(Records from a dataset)
******
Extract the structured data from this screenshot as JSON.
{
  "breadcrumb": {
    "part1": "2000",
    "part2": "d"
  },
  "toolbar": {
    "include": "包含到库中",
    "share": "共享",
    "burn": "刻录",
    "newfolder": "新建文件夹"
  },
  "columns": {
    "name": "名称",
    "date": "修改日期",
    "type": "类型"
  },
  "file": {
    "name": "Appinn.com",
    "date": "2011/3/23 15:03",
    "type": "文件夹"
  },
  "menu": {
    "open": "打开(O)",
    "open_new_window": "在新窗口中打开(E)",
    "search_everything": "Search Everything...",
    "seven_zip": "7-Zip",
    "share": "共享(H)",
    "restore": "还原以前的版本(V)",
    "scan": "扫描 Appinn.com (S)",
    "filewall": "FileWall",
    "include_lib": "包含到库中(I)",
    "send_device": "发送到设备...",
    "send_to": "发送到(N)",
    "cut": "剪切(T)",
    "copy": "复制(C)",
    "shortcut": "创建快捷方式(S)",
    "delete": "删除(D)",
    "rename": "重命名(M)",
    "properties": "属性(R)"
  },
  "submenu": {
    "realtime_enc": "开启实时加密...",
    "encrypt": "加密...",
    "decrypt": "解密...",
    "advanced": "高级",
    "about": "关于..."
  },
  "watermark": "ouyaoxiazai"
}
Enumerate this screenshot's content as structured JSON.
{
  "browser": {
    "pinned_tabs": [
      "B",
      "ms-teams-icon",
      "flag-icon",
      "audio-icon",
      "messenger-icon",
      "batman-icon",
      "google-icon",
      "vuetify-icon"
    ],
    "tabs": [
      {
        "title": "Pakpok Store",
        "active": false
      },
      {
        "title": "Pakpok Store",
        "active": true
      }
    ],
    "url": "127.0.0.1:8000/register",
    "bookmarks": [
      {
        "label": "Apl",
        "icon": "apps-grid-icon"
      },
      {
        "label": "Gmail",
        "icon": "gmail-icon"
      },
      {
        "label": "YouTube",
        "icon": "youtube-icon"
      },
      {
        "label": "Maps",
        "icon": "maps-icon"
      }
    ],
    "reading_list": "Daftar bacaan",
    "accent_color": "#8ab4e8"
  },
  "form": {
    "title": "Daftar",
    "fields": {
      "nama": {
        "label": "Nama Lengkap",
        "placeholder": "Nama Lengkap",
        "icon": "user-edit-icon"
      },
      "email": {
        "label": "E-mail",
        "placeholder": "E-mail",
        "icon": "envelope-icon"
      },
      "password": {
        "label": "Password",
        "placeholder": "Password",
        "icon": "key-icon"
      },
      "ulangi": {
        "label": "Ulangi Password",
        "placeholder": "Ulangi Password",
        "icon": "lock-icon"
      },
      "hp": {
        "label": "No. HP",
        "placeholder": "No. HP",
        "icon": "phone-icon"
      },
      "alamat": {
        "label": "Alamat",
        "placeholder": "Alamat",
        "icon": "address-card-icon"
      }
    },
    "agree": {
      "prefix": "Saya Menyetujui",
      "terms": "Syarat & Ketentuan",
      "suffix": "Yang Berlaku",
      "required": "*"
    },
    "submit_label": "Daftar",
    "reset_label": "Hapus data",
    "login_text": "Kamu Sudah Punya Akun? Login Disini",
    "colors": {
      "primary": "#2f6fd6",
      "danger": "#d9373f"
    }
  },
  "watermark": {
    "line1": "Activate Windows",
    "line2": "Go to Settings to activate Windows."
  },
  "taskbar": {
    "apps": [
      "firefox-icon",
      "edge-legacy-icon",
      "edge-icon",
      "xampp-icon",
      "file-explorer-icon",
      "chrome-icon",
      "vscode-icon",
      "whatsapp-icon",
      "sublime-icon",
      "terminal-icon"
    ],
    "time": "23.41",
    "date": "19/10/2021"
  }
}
******
List the lines of the records where "this" occurs.

Final answer.
Extract the structured data from this screenshot as JSON.
Enumerate this screenshot's content as structured JSON.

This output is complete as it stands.